**Exercise brief**: Extract, from the records beneath this instruction, each line that contains the word "color".

**Records to process**:

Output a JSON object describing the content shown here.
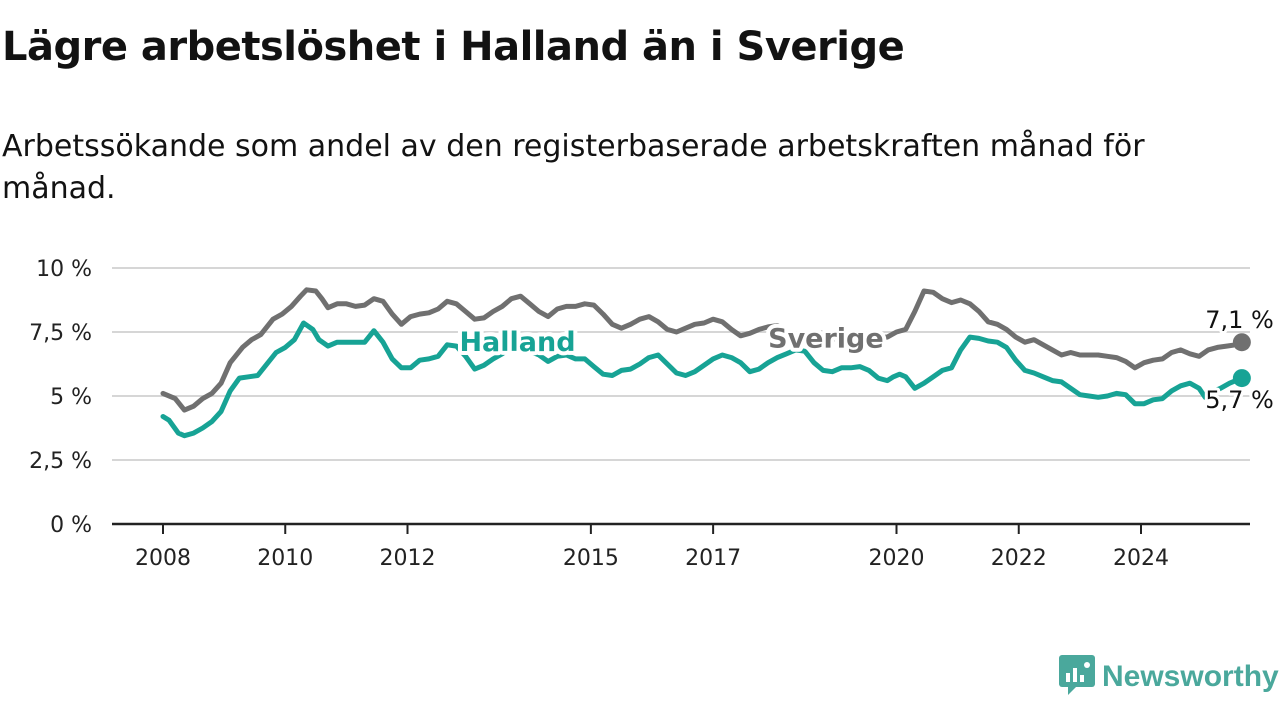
{
  "title": "Lägre arbetslöshet i Halland än i Sverige",
  "subtitle": "Arbetssökande som andel av den registerbaserade arbetskraften månad för månad.",
  "brand": {
    "name": "Newsworthy",
    "icon": "newsworthy-logo-icon",
    "color": "#4aa89c"
  },
  "chart_data": {
    "type": "line",
    "ylim": [
      0,
      10
    ],
    "xlim": [
      2007.5,
      2025.3
    ],
    "grid": true,
    "y_ticks": [
      {
        "value": 0,
        "label": "0 %"
      },
      {
        "value": 2.5,
        "label": "2,5 %"
      },
      {
        "value": 5,
        "label": "5 %"
      },
      {
        "value": 7.5,
        "label": "7,5 %"
      },
      {
        "value": 10,
        "label": "10 %"
      }
    ],
    "x_ticks": [
      {
        "value": 2008,
        "label": "2008"
      },
      {
        "value": 2010,
        "label": "2010"
      },
      {
        "value": 2012,
        "label": "2012"
      },
      {
        "value": 2015,
        "label": "2015"
      },
      {
        "value": 2017,
        "label": "2017"
      },
      {
        "value": 2020,
        "label": "2020"
      },
      {
        "value": 2022,
        "label": "2022"
      },
      {
        "value": 2024,
        "label": "2024"
      }
    ],
    "series": [
      {
        "name": "Sverige",
        "color": "#707070",
        "label_at": [
          2017.9,
          6.9
        ],
        "end_label": "7,1 %",
        "points": [
          [
            2008.0,
            5.1
          ],
          [
            2008.2,
            4.9
          ],
          [
            2008.35,
            4.45
          ],
          [
            2008.5,
            4.6
          ],
          [
            2008.65,
            4.9
          ],
          [
            2008.8,
            5.1
          ],
          [
            2008.95,
            5.5
          ],
          [
            2009.1,
            6.3
          ],
          [
            2009.3,
            6.9
          ],
          [
            2009.45,
            7.2
          ],
          [
            2009.6,
            7.4
          ],
          [
            2009.8,
            8.0
          ],
          [
            2009.95,
            8.2
          ],
          [
            2010.1,
            8.5
          ],
          [
            2010.25,
            8.9
          ],
          [
            2010.35,
            9.15
          ],
          [
            2010.5,
            9.1
          ],
          [
            2010.6,
            8.8
          ],
          [
            2010.7,
            8.45
          ],
          [
            2010.85,
            8.6
          ],
          [
            2011.0,
            8.6
          ],
          [
            2011.15,
            8.5
          ],
          [
            2011.3,
            8.55
          ],
          [
            2011.45,
            8.8
          ],
          [
            2011.6,
            8.7
          ],
          [
            2011.75,
            8.2
          ],
          [
            2011.9,
            7.8
          ],
          [
            2012.05,
            8.1
          ],
          [
            2012.2,
            8.2
          ],
          [
            2012.35,
            8.25
          ],
          [
            2012.5,
            8.4
          ],
          [
            2012.65,
            8.7
          ],
          [
            2012.8,
            8.6
          ],
          [
            2012.95,
            8.3
          ],
          [
            2013.1,
            8.0
          ],
          [
            2013.25,
            8.05
          ],
          [
            2013.4,
            8.3
          ],
          [
            2013.55,
            8.5
          ],
          [
            2013.7,
            8.8
          ],
          [
            2013.85,
            8.9
          ],
          [
            2014.0,
            8.6
          ],
          [
            2014.15,
            8.3
          ],
          [
            2014.3,
            8.1
          ],
          [
            2014.45,
            8.4
          ],
          [
            2014.6,
            8.5
          ],
          [
            2014.75,
            8.5
          ],
          [
            2014.9,
            8.6
          ],
          [
            2015.05,
            8.55
          ],
          [
            2015.2,
            8.2
          ],
          [
            2015.35,
            7.8
          ],
          [
            2015.5,
            7.65
          ],
          [
            2015.65,
            7.8
          ],
          [
            2015.8,
            8.0
          ],
          [
            2015.95,
            8.1
          ],
          [
            2016.1,
            7.9
          ],
          [
            2016.25,
            7.6
          ],
          [
            2016.4,
            7.5
          ],
          [
            2016.55,
            7.65
          ],
          [
            2016.7,
            7.8
          ],
          [
            2016.85,
            7.85
          ],
          [
            2017.0,
            8.0
          ],
          [
            2017.15,
            7.9
          ],
          [
            2017.3,
            7.6
          ],
          [
            2017.45,
            7.35
          ],
          [
            2017.6,
            7.45
          ],
          [
            2017.75,
            7.6
          ],
          [
            2017.9,
            7.7
          ],
          [
            2018.05,
            7.75
          ],
          [
            2018.2,
            7.5
          ],
          [
            2018.35,
            7.3
          ],
          [
            2018.5,
            7.35
          ],
          [
            2018.65,
            7.5
          ],
          [
            2018.8,
            7.45
          ],
          [
            2018.95,
            7.3
          ],
          [
            2019.1,
            7.1
          ],
          [
            2019.25,
            7.0
          ],
          [
            2019.4,
            6.95
          ],
          [
            2019.55,
            7.1
          ],
          [
            2019.7,
            7.3
          ],
          [
            2019.85,
            7.3
          ],
          [
            2020.0,
            7.5
          ],
          [
            2020.15,
            7.6
          ],
          [
            2020.3,
            8.3
          ],
          [
            2020.45,
            9.1
          ],
          [
            2020.6,
            9.05
          ],
          [
            2020.75,
            8.8
          ],
          [
            2020.9,
            8.65
          ],
          [
            2021.05,
            8.75
          ],
          [
            2021.2,
            8.6
          ],
          [
            2021.35,
            8.3
          ],
          [
            2021.5,
            7.9
          ],
          [
            2021.65,
            7.8
          ],
          [
            2021.8,
            7.6
          ],
          [
            2021.95,
            7.3
          ],
          [
            2022.1,
            7.1
          ],
          [
            2022.25,
            7.2
          ],
          [
            2022.4,
            7.0
          ],
          [
            2022.55,
            6.8
          ],
          [
            2022.7,
            6.6
          ],
          [
            2022.85,
            6.7
          ],
          [
            2023.0,
            6.6
          ],
          [
            2023.15,
            6.6
          ],
          [
            2023.3,
            6.6
          ],
          [
            2023.45,
            6.55
          ],
          [
            2023.6,
            6.5
          ],
          [
            2023.75,
            6.35
          ],
          [
            2023.9,
            6.1
          ],
          [
            2024.05,
            6.3
          ],
          [
            2024.2,
            6.4
          ],
          [
            2024.35,
            6.45
          ],
          [
            2024.5,
            6.7
          ],
          [
            2024.65,
            6.8
          ],
          [
            2024.8,
            6.65
          ],
          [
            2024.95,
            6.55
          ],
          [
            2025.1,
            6.8
          ],
          [
            2025.25,
            6.9
          ],
          [
            2025.4,
            6.95
          ],
          [
            2025.55,
            7.0
          ],
          [
            2025.65,
            7.1
          ]
        ]
      },
      {
        "name": "Halland",
        "color": "#17a395",
        "label_at": [
          2012.85,
          6.75
        ],
        "end_label": "5,7 %",
        "points": [
          [
            2008.0,
            4.2
          ],
          [
            2008.1,
            4.05
          ],
          [
            2008.25,
            3.55
          ],
          [
            2008.35,
            3.45
          ],
          [
            2008.5,
            3.55
          ],
          [
            2008.65,
            3.75
          ],
          [
            2008.8,
            4.0
          ],
          [
            2008.95,
            4.4
          ],
          [
            2009.1,
            5.2
          ],
          [
            2009.25,
            5.7
          ],
          [
            2009.4,
            5.75
          ],
          [
            2009.55,
            5.8
          ],
          [
            2009.7,
            6.25
          ],
          [
            2009.85,
            6.7
          ],
          [
            2010.0,
            6.9
          ],
          [
            2010.15,
            7.2
          ],
          [
            2010.3,
            7.85
          ],
          [
            2010.45,
            7.6
          ],
          [
            2010.55,
            7.2
          ],
          [
            2010.7,
            6.95
          ],
          [
            2010.85,
            7.1
          ],
          [
            2011.0,
            7.1
          ],
          [
            2011.15,
            7.1
          ],
          [
            2011.3,
            7.1
          ],
          [
            2011.45,
            7.55
          ],
          [
            2011.6,
            7.1
          ],
          [
            2011.75,
            6.45
          ],
          [
            2011.9,
            6.1
          ],
          [
            2012.05,
            6.1
          ],
          [
            2012.2,
            6.4
          ],
          [
            2012.35,
            6.45
          ],
          [
            2012.5,
            6.55
          ],
          [
            2012.65,
            7.0
          ],
          [
            2012.8,
            6.95
          ],
          [
            2012.95,
            6.55
          ],
          [
            2013.1,
            6.05
          ],
          [
            2013.25,
            6.2
          ],
          [
            2013.4,
            6.45
          ],
          [
            2013.55,
            6.65
          ],
          [
            2013.7,
            6.9
          ],
          [
            2013.85,
            7.0
          ],
          [
            2014.0,
            6.75
          ],
          [
            2014.15,
            6.6
          ],
          [
            2014.3,
            6.35
          ],
          [
            2014.45,
            6.55
          ],
          [
            2014.6,
            6.6
          ],
          [
            2014.75,
            6.45
          ],
          [
            2014.9,
            6.45
          ],
          [
            2015.05,
            6.15
          ],
          [
            2015.2,
            5.85
          ],
          [
            2015.35,
            5.8
          ],
          [
            2015.5,
            6.0
          ],
          [
            2015.65,
            6.05
          ],
          [
            2015.8,
            6.25
          ],
          [
            2015.95,
            6.5
          ],
          [
            2016.1,
            6.6
          ],
          [
            2016.25,
            6.25
          ],
          [
            2016.4,
            5.9
          ],
          [
            2016.55,
            5.8
          ],
          [
            2016.7,
            5.95
          ],
          [
            2016.85,
            6.2
          ],
          [
            2017.0,
            6.45
          ],
          [
            2017.15,
            6.6
          ],
          [
            2017.3,
            6.5
          ],
          [
            2017.45,
            6.3
          ],
          [
            2017.6,
            5.95
          ],
          [
            2017.75,
            6.05
          ],
          [
            2017.9,
            6.3
          ],
          [
            2018.05,
            6.5
          ],
          [
            2018.2,
            6.65
          ],
          [
            2018.35,
            6.8
          ],
          [
            2018.5,
            6.75
          ],
          [
            2018.65,
            6.3
          ],
          [
            2018.8,
            6.0
          ],
          [
            2018.95,
            5.95
          ],
          [
            2019.1,
            6.1
          ],
          [
            2019.25,
            6.1
          ],
          [
            2019.4,
            6.15
          ],
          [
            2019.55,
            6.0
          ],
          [
            2019.7,
            5.7
          ],
          [
            2019.85,
            5.6
          ],
          [
            2019.95,
            5.75
          ],
          [
            2020.05,
            5.85
          ],
          [
            2020.15,
            5.75
          ],
          [
            2020.3,
            5.3
          ],
          [
            2020.45,
            5.5
          ],
          [
            2020.6,
            5.75
          ],
          [
            2020.75,
            6.0
          ],
          [
            2020.9,
            6.1
          ],
          [
            2021.05,
            6.8
          ],
          [
            2021.2,
            7.3
          ],
          [
            2021.35,
            7.25
          ],
          [
            2021.5,
            7.15
          ],
          [
            2021.65,
            7.1
          ],
          [
            2021.8,
            6.9
          ],
          [
            2021.95,
            6.4
          ],
          [
            2022.1,
            6.0
          ],
          [
            2022.25,
            5.9
          ],
          [
            2022.4,
            5.75
          ],
          [
            2022.55,
            5.6
          ],
          [
            2022.7,
            5.55
          ],
          [
            2022.85,
            5.3
          ],
          [
            2023.0,
            5.05
          ],
          [
            2023.15,
            5.0
          ],
          [
            2023.3,
            4.95
          ],
          [
            2023.45,
            5.0
          ],
          [
            2023.6,
            5.1
          ],
          [
            2023.75,
            5.05
          ],
          [
            2023.9,
            4.7
          ],
          [
            2024.05,
            4.7
          ],
          [
            2024.2,
            4.85
          ],
          [
            2024.35,
            4.9
          ],
          [
            2024.5,
            5.2
          ],
          [
            2024.65,
            5.4
          ],
          [
            2024.8,
            5.5
          ],
          [
            2024.95,
            5.3
          ],
          [
            2025.05,
            4.95
          ],
          [
            2025.15,
            5.15
          ],
          [
            2025.3,
            5.3
          ],
          [
            2025.45,
            5.5
          ],
          [
            2025.65,
            5.7
          ]
        ]
      }
    ]
  }
}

**Solution**:
    "color": "#4aa89c"
        "color": "#707070",
        "color": "#17a395",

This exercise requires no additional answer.